§ **The problem**
Set the data down again, exactly as it reads, but without the pictures.

§ **Stored items from a collection**
----

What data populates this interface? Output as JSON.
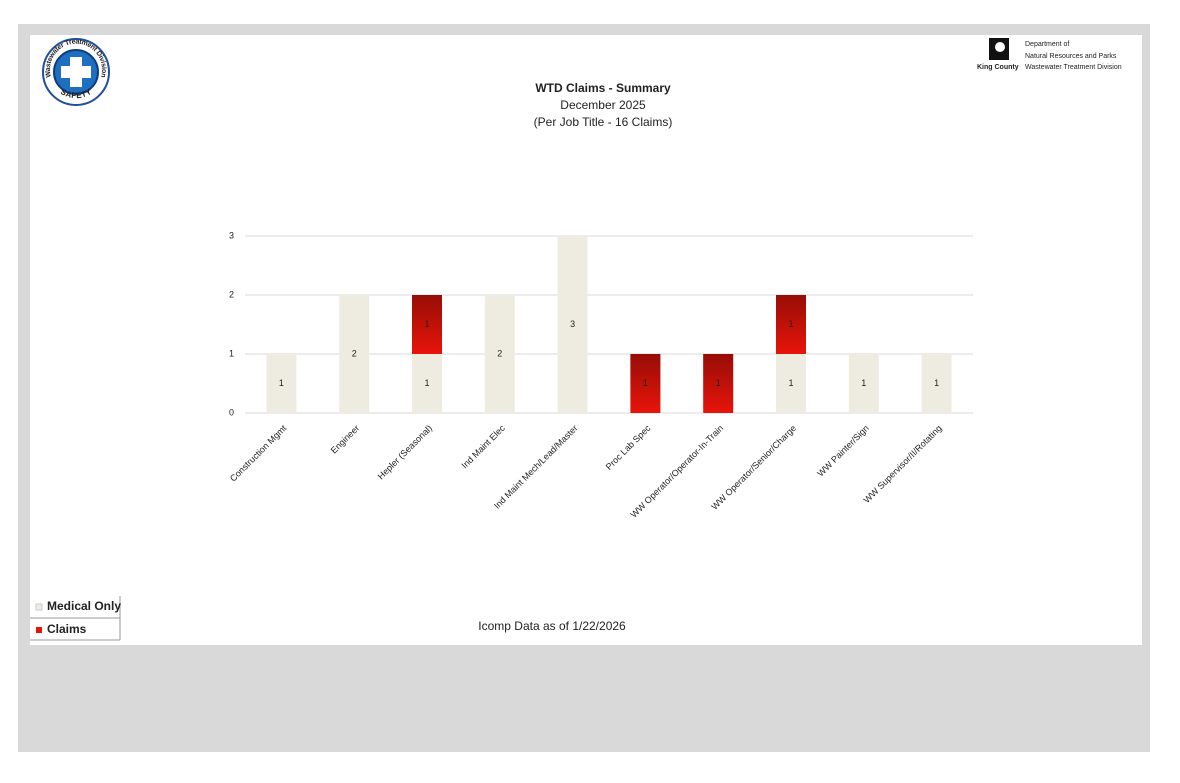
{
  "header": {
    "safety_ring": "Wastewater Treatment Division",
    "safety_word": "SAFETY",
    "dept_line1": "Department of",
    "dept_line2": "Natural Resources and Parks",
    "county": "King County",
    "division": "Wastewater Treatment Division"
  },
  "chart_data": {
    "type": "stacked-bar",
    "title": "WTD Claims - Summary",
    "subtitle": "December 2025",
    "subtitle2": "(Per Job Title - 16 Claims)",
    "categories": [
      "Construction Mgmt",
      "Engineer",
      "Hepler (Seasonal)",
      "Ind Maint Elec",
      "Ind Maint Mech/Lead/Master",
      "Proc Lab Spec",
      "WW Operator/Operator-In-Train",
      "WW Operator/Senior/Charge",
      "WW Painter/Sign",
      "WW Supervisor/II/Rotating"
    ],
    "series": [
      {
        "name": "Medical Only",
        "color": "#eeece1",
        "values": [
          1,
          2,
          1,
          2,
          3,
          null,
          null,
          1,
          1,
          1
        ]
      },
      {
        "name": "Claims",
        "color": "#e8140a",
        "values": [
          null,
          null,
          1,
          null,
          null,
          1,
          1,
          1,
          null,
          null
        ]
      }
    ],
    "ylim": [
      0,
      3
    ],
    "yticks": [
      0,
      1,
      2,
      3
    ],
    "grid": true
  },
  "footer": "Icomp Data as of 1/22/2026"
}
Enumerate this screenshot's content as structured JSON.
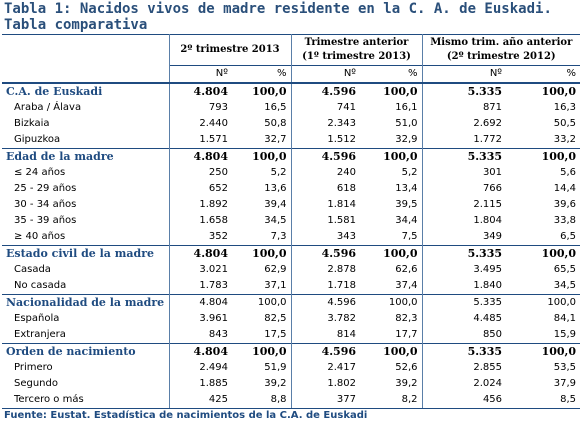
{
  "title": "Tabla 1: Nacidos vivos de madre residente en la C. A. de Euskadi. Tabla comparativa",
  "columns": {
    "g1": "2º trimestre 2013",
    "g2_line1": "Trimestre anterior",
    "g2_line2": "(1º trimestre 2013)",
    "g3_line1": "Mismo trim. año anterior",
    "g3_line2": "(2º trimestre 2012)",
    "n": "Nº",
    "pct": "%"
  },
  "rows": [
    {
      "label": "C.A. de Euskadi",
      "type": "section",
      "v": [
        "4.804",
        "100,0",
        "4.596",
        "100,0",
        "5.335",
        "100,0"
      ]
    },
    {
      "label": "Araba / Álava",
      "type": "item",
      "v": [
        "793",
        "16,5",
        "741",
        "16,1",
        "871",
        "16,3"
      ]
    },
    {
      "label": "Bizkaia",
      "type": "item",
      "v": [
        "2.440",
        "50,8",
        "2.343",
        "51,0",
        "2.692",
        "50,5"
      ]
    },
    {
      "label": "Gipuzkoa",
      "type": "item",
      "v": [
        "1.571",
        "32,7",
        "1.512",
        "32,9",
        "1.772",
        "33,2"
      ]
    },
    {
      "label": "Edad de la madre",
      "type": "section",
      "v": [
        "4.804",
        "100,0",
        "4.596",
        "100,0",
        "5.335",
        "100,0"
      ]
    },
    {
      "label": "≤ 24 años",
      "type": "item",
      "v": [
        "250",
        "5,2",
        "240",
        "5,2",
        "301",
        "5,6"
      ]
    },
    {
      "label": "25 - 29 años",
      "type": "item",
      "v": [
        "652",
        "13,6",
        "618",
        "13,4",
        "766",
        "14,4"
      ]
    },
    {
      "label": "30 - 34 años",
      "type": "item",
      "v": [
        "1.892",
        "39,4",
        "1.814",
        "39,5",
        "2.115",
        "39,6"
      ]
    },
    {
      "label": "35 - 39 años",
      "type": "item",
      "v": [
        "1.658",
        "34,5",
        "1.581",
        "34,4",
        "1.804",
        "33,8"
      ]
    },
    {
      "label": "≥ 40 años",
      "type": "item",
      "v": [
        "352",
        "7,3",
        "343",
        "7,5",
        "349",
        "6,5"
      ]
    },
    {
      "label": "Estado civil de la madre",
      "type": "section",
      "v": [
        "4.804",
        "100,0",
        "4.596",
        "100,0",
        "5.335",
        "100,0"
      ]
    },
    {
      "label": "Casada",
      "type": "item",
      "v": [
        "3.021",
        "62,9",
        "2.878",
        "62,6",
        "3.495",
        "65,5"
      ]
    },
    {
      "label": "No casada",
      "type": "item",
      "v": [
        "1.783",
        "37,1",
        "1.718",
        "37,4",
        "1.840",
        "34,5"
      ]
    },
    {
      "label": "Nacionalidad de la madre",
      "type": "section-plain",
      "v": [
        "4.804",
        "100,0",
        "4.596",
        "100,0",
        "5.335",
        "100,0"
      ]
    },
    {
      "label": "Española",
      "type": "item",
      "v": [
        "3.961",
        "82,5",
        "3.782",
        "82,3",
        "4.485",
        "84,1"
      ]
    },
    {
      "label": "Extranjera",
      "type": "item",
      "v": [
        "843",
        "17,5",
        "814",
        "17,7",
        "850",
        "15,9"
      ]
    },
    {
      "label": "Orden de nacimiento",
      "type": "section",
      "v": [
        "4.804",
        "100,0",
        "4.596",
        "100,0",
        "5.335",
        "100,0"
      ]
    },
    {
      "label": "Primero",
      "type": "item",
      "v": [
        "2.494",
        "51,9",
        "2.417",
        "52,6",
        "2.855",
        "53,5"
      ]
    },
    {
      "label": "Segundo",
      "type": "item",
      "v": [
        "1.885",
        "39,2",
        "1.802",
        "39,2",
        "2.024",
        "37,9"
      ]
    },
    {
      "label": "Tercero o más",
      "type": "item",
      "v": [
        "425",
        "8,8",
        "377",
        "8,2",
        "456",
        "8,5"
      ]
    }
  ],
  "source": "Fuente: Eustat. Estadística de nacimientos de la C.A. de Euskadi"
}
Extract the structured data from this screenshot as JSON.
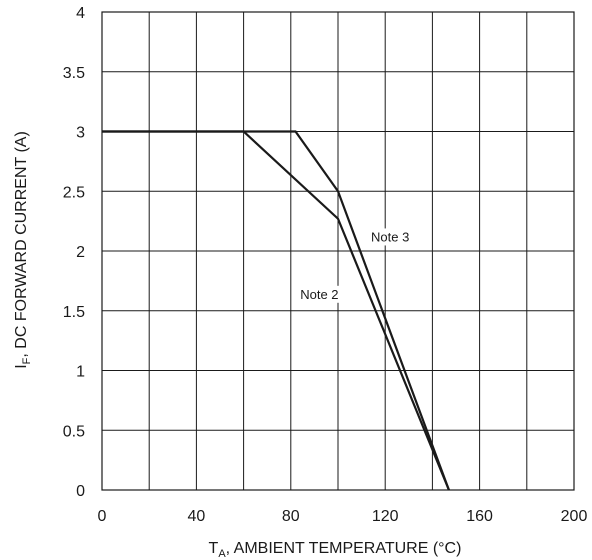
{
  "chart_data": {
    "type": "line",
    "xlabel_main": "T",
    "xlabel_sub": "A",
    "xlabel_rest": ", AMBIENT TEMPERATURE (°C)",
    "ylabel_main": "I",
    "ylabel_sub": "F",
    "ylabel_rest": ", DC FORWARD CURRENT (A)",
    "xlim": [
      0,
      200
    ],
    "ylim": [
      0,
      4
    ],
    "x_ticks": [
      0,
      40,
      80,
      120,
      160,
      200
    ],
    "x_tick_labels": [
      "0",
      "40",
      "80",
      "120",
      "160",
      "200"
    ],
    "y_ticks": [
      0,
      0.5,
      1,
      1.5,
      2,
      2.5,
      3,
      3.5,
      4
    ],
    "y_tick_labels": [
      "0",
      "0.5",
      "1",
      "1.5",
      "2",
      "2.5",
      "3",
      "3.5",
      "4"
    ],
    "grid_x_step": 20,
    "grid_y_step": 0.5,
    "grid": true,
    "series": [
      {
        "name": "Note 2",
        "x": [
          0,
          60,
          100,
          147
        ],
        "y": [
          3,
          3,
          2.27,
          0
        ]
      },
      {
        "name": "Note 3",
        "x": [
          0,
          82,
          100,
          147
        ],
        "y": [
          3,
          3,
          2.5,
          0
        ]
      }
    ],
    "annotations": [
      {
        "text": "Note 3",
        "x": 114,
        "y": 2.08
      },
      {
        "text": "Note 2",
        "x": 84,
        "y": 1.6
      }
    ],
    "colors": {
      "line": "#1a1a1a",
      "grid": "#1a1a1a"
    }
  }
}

----

§ **Complete output**
What data populates this interface? Output as JSON.
{
  "header": {
    "safety_ring": "Wastewater Treatment Division",
    "safety_word": "SAFETY",
    "dept_line1": "Department of",
    "dept_line2": "Natural Resources and Parks",
    "county": "King County",
    "division": "Wastewater Treatment Division"
  },
  "chart_data": {
    "type": "stacked-bar",
    "title": "WTD Claims - Summary",
    "subtitle": "December 2025",
    "subtitle2": "(Per Job Title - 16 Claims)",
    "categories": [
      "Construction Mgmt",
      "Engineer",
      "Hepler (Seasonal)",
      "Ind Maint Elec",
      "Ind Maint Mech/Lead/Master",
      "Proc Lab Spec",
      "WW Operator/Operator-In-Train",
      "WW Operator/Senior/Charge",
      "WW Painter/Sign",
      "WW Supervisor/II/Rotating"
    ],
    "series": [
      {
        "name": "Medical Only",
        "color": "#eeece1",
        "values": [
          1,
          2,
          1,
          2,
          3,
          null,
          null,
          1,
          1,
          1
        ]
      },
      {
        "name": "Claims",
        "color": "#e8140a",
        "values": [
          null,
          null,
          1,
          null,
          null,
          1,
          1,
          1,
          null,
          null
        ]
      }
    ],
    "ylim": [
      0,
      3
    ],
    "yticks": [
      0,
      1,
      2,
      3
    ],
    "grid": true
  },
  "footer": "Icomp Data as of 1/22/2026"
}
Enumerate this screenshot's content as structured JSON.
{
  "title": "Tabla 1: Nacidos vivos de madre residente en la C. A. de Euskadi. Tabla comparativa",
  "columns": {
    "g1": "2º trimestre 2013",
    "g2_line1": "Trimestre anterior",
    "g2_line2": "(1º trimestre 2013)",
    "g3_line1": "Mismo trim. año anterior",
    "g3_line2": "(2º trimestre 2012)",
    "n": "Nº",
    "pct": "%"
  },
  "rows": [
    {
      "label": "C.A. de Euskadi",
      "type": "section",
      "v": [
        "4.804",
        "100,0",
        "4.596",
        "100,0",
        "5.335",
        "100,0"
      ]
    },
    {
      "label": "Araba / Álava",
      "type": "item",
      "v": [
        "793",
        "16,5",
        "741",
        "16,1",
        "871",
        "16,3"
      ]
    },
    {
      "label": "Bizkaia",
      "type": "item",
      "v": [
        "2.440",
        "50,8",
        "2.343",
        "51,0",
        "2.692",
        "50,5"
      ]
    },
    {
      "label": "Gipuzkoa",
      "type": "item",
      "v": [
        "1.571",
        "32,7",
        "1.512",
        "32,9",
        "1.772",
        "33,2"
      ]
    },
    {
      "label": "Edad de la madre",
      "type": "section",
      "v": [
        "4.804",
        "100,0",
        "4.596",
        "100,0",
        "5.335",
        "100,0"
      ]
    },
    {
      "label": "≤ 24 años",
      "type": "item",
      "v": [
        "250",
        "5,2",
        "240",
        "5,2",
        "301",
        "5,6"
      ]
    },
    {
      "label": "25 - 29 años",
      "type": "item",
      "v": [
        "652",
        "13,6",
        "618",
        "13,4",
        "766",
        "14,4"
      ]
    },
    {
      "label": "30 - 34 años",
      "type": "item",
      "v": [
        "1.892",
        "39,4",
        "1.814",
        "39,5",
        "2.115",
        "39,6"
      ]
    },
    {
      "label": "35 - 39 años",
      "type": "item",
      "v": [
        "1.658",
        "34,5",
        "1.581",
        "34,4",
        "1.804",
        "33,8"
      ]
    },
    {
      "label": "≥ 40 años",
      "type": "item",
      "v": [
        "352",
        "7,3",
        "343",
        "7,5",
        "349",
        "6,5"
      ]
    },
    {
      "label": "Estado civil de la madre",
      "type": "section",
      "v": [
        "4.804",
        "100,0",
        "4.596",
        "100,0",
        "5.335",
        "100,0"
      ]
    },
    {
      "label": "Casada",
      "type": "item",
      "v": [
        "3.021",
        "62,9",
        "2.878",
        "62,6",
        "3.495",
        "65,5"
      ]
    },
    {
      "label": "No casada",
      "type": "item",
      "v": [
        "1.783",
        "37,1",
        "1.718",
        "37,4",
        "1.840",
        "34,5"
      ]
    },
    {
      "label": "Nacionalidad de la madre",
      "type": "section-plain",
      "v": [
        "4.804",
        "100,0",
        "4.596",
        "100,0",
        "5.335",
        "100,0"
      ]
    },
    {
      "label": "Española",
      "type": "item",
      "v": [
        "3.961",
        "82,5",
        "3.782",
        "82,3",
        "4.485",
        "84,1"
      ]
    },
    {
      "label": "Extranjera",
      "type": "item",
      "v": [
        "843",
        "17,5",
        "814",
        "17,7",
        "850",
        "15,9"
      ]
    },
    {
      "label": "Orden de nacimiento",
      "type": "section",
      "v": [
        "4.804",
        "100,0",
        "4.596",
        "100,0",
        "5.335",
        "100,0"
      ]
    },
    {
      "label": "Primero",
      "type": "item",
      "v": [
        "2.494",
        "51,9",
        "2.417",
        "52,6",
        "2.855",
        "53,5"
      ]
    },
    {
      "label": "Segundo",
      "type": "item",
      "v": [
        "1.885",
        "39,2",
        "1.802",
        "39,2",
        "2.024",
        "37,9"
      ]
    },
    {
      "label": "Tercero o más",
      "type": "item",
      "v": [
        "425",
        "8,8",
        "377",
        "8,2",
        "456",
        "8,5"
      ]
    }
  ],
  "source": "Fuente: Eustat. Estadística de nacimientos de la C.A. de Euskadi"
}
Extract the structured data from this screenshot as JSON.
{
  "chart_data": {
    "type": "line",
    "xlabel_main": "T",
    "xlabel_sub": "A",
    "xlabel_rest": ", AMBIENT TEMPERATURE (°C)",
    "ylabel_main": "I",
    "ylabel_sub": "F",
    "ylabel_rest": ", DC FORWARD CURRENT (A)",
    "xlim": [
      0,
      200
    ],
    "ylim": [
      0,
      4
    ],
    "x_ticks": [
      0,
      40,
      80,
      120,
      160,
      200
    ],
    "x_tick_labels": [
      "0",
      "40",
      "80",
      "120",
      "160",
      "200"
    ],
    "y_ticks": [
      0,
      0.5,
      1,
      1.5,
      2,
      2.5,
      3,
      3.5,
      4
    ],
    "y_tick_labels": [
      "0",
      "0.5",
      "1",
      "1.5",
      "2",
      "2.5",
      "3",
      "3.5",
      "4"
    ],
    "grid_x_step": 20,
    "grid_y_step": 0.5,
    "grid": true,
    "series": [
      {
        "name": "Note 2",
        "x": [
          0,
          60,
          100,
          147
        ],
        "y": [
          3,
          3,
          2.27,
          0
        ]
      },
      {
        "name": "Note 3",
        "x": [
          0,
          82,
          100,
          147
        ],
        "y": [
          3,
          3,
          2.5,
          0
        ]
      }
    ],
    "annotations": [
      {
        "text": "Note 3",
        "x": 114,
        "y": 2.08
      },
      {
        "text": "Note 2",
        "x": 84,
        "y": 1.6
      }
    ],
    "colors": {
      "line": "#1a1a1a",
      "grid": "#1a1a1a"
    }
  }
}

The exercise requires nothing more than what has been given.